● YOUR GOAL
Transcribe the listing below word for word.

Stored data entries
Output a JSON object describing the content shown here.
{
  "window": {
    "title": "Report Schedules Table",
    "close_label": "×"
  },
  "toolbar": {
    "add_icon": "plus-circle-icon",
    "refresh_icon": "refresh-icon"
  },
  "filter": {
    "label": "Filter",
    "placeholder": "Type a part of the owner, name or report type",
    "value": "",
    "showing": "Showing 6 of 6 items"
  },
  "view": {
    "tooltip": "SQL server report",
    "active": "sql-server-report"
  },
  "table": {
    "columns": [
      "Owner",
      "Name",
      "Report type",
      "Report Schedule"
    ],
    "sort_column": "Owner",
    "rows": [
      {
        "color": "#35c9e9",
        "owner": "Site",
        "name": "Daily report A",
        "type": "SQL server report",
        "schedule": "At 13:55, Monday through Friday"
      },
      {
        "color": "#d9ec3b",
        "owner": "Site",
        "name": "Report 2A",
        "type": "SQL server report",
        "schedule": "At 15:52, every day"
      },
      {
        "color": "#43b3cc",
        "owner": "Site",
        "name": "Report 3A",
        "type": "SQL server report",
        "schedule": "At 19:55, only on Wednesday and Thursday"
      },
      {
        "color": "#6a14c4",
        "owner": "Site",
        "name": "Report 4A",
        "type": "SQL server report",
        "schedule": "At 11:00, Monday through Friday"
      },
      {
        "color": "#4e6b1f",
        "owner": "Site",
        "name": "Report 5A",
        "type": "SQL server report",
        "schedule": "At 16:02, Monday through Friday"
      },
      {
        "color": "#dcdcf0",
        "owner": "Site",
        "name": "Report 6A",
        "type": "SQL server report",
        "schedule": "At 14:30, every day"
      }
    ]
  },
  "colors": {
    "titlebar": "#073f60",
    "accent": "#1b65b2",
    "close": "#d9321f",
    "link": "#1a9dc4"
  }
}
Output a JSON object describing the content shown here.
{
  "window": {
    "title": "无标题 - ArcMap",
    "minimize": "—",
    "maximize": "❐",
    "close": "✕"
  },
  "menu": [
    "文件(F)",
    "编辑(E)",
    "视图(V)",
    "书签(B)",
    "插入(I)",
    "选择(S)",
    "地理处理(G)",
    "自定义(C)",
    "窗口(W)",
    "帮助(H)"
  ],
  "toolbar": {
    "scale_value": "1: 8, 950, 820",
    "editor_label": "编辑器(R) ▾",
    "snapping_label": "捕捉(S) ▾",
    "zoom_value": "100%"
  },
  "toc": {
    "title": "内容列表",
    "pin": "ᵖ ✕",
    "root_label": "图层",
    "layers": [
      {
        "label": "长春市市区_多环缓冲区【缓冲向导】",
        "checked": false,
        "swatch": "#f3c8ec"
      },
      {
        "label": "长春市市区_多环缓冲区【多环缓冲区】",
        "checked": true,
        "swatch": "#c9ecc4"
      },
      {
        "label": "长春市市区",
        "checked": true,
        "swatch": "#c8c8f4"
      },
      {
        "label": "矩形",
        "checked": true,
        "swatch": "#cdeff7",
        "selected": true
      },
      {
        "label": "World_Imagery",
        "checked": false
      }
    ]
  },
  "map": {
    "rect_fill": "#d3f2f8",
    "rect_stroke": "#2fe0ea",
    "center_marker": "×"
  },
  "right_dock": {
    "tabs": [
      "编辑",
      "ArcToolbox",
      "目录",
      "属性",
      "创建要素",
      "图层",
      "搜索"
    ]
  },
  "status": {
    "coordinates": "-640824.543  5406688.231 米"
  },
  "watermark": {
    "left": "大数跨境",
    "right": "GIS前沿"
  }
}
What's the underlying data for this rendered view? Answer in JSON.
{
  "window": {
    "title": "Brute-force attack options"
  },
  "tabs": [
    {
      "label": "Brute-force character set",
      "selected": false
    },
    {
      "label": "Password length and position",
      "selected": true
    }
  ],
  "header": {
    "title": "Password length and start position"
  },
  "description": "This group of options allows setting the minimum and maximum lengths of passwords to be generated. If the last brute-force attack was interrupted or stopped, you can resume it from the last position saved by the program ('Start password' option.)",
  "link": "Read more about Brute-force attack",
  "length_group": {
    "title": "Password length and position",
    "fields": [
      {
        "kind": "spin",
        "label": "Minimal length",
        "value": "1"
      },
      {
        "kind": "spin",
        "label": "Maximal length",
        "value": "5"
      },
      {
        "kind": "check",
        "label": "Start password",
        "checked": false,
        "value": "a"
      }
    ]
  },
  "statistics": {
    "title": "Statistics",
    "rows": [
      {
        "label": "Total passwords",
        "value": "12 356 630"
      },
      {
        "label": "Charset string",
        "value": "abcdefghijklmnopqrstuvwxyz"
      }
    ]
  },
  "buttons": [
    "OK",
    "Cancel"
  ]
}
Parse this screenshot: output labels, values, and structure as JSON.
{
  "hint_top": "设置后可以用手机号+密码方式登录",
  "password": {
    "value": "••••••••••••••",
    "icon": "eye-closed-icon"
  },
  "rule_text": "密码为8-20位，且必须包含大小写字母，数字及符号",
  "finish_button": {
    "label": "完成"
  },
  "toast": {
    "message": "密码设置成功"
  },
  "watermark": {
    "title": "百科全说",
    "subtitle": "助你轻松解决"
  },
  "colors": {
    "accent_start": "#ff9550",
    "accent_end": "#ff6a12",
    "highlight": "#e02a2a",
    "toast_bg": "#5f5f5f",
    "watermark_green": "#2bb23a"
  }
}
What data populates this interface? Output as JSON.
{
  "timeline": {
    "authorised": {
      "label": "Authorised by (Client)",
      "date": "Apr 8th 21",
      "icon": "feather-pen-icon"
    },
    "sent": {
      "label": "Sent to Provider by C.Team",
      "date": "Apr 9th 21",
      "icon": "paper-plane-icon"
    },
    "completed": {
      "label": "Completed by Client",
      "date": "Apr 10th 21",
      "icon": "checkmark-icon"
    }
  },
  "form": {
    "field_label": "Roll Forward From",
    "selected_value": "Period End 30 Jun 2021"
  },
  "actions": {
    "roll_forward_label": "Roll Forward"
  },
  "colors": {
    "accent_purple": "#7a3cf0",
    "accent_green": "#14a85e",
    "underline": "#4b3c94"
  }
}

● RESULT
Output a JSON object describing the content shown here.
{
  "window": {
    "title": "Report Schedules Table",
    "close_label": "×"
  },
  "toolbar": {
    "add_icon": "plus-circle-icon",
    "refresh_icon": "refresh-icon"
  },
  "filter": {
    "label": "Filter",
    "placeholder": "Type a part of the owner, name or report type",
    "value": "",
    "showing": "Showing 6 of 6 items"
  },
  "view": {
    "tooltip": "SQL server report",
    "active": "sql-server-report"
  },
  "table": {
    "columns": [
      "Owner",
      "Name",
      "Report type",
      "Report Schedule"
    ],
    "sort_column": "Owner",
    "rows": [
      {
        "color": "#35c9e9",
        "owner": "Site",
        "name": "Daily report A",
        "type": "SQL server report",
        "schedule": "At 13:55, Monday through Friday"
      },
      {
        "color": "#d9ec3b",
        "owner": "Site",
        "name": "Report 2A",
        "type": "SQL server report",
        "schedule": "At 15:52, every day"
      },
      {
        "color": "#43b3cc",
        "owner": "Site",
        "name": "Report 3A",
        "type": "SQL server report",
        "schedule": "At 19:55, only on Wednesday and Thursday"
      },
      {
        "color": "#6a14c4",
        "owner": "Site",
        "name": "Report 4A",
        "type": "SQL server report",
        "schedule": "At 11:00, Monday through Friday"
      },
      {
        "color": "#4e6b1f",
        "owner": "Site",
        "name": "Report 5A",
        "type": "SQL server report",
        "schedule": "At 16:02, Monday through Friday"
      },
      {
        "color": "#dcdcf0",
        "owner": "Site",
        "name": "Report 6A",
        "type": "SQL server report",
        "schedule": "At 14:30, every day"
      }
    ]
  },
  "colors": {
    "titlebar": "#073f60",
    "accent": "#1b65b2",
    "close": "#d9321f",
    "link": "#1a9dc4"
  }
}
Output a JSON object describing the content shown here.
{
  "window": {
    "title": "无标题 - ArcMap",
    "minimize": "—",
    "maximize": "❐",
    "close": "✕"
  },
  "menu": [
    "文件(F)",
    "编辑(E)",
    "视图(V)",
    "书签(B)",
    "插入(I)",
    "选择(S)",
    "地理处理(G)",
    "自定义(C)",
    "窗口(W)",
    "帮助(H)"
  ],
  "toolbar": {
    "scale_value": "1: 8, 950, 820",
    "editor_label": "编辑器(R) ▾",
    "snapping_label": "捕捉(S) ▾",
    "zoom_value": "100%"
  },
  "toc": {
    "title": "内容列表",
    "pin": "ᵖ ✕",
    "root_label": "图层",
    "layers": [
      {
        "label": "长春市市区_多环缓冲区【缓冲向导】",
        "checked": false,
        "swatch": "#f3c8ec"
      },
      {
        "label": "长春市市区_多环缓冲区【多环缓冲区】",
        "checked": true,
        "swatch": "#c9ecc4"
      },
      {
        "label": "长春市市区",
        "checked": true,
        "swatch": "#c8c8f4"
      },
      {
        "label": "矩形",
        "checked": true,
        "swatch": "#cdeff7",
        "selected": true
      },
      {
        "label": "World_Imagery",
        "checked": false
      }
    ]
  },
  "map": {
    "rect_fill": "#d3f2f8",
    "rect_stroke": "#2fe0ea",
    "center_marker": "×"
  },
  "right_dock": {
    "tabs": [
      "编辑",
      "ArcToolbox",
      "目录",
      "属性",
      "创建要素",
      "图层",
      "搜索"
    ]
  },
  "status": {
    "coordinates": "-640824.543  5406688.231 米"
  },
  "watermark": {
    "left": "大数跨境",
    "right": "GIS前沿"
  }
}
What's the underlying data for this rendered view? Answer in JSON.
{
  "window": {
    "title": "Brute-force attack options"
  },
  "tabs": [
    {
      "label": "Brute-force character set",
      "selected": false
    },
    {
      "label": "Password length and position",
      "selected": true
    }
  ],
  "header": {
    "title": "Password length and start position"
  },
  "description": "This group of options allows setting the minimum and maximum lengths of passwords to be generated. If the last brute-force attack was interrupted or stopped, you can resume it from the last position saved by the program ('Start password' option.)",
  "link": "Read more about Brute-force attack",
  "length_group": {
    "title": "Password length and position",
    "fields": [
      {
        "kind": "spin",
        "label": "Minimal length",
        "value": "1"
      },
      {
        "kind": "spin",
        "label": "Maximal length",
        "value": "5"
      },
      {
        "kind": "check",
        "label": "Start password",
        "checked": false,
        "value": "a"
      }
    ]
  },
  "statistics": {
    "title": "Statistics",
    "rows": [
      {
        "label": "Total passwords",
        "value": "12 356 630"
      },
      {
        "label": "Charset string",
        "value": "abcdefghijklmnopqrstuvwxyz"
      }
    ]
  },
  "buttons": [
    "OK",
    "Cancel"
  ]
}
Parse this screenshot: output labels, values, and structure as JSON.
{
  "hint_top": "设置后可以用手机号+密码方式登录",
  "password": {
    "value": "••••••••••••••",
    "icon": "eye-closed-icon"
  },
  "rule_text": "密码为8-20位，且必须包含大小写字母，数字及符号",
  "finish_button": {
    "label": "完成"
  },
  "toast": {
    "message": "密码设置成功"
  },
  "watermark": {
    "title": "百科全说",
    "subtitle": "助你轻松解决"
  },
  "colors": {
    "accent_start": "#ff9550",
    "accent_end": "#ff6a12",
    "highlight": "#e02a2a",
    "toast_bg": "#5f5f5f",
    "watermark_green": "#2bb23a"
  }
}
What data populates this interface? Output as JSON.
{
  "timeline": {
    "authorised": {
      "label": "Authorised by (Client)",
      "date": "Apr 8th 21",
      "icon": "feather-pen-icon"
    },
    "sent": {
      "label": "Sent to Provider by C.Team",
      "date": "Apr 9th 21",
      "icon": "paper-plane-icon"
    },
    "completed": {
      "label": "Completed by Client",
      "date": "Apr 10th 21",
      "icon": "checkmark-icon"
    }
  },
  "form": {
    "field_label": "Roll Forward From",
    "selected_value": "Period End 30 Jun 2021"
  },
  "actions": {
    "roll_forward_label": "Roll Forward"
  },
  "colors": {
    "accent_purple": "#7a3cf0",
    "accent_green": "#14a85e",
    "underline": "#4b3c94"
  }
}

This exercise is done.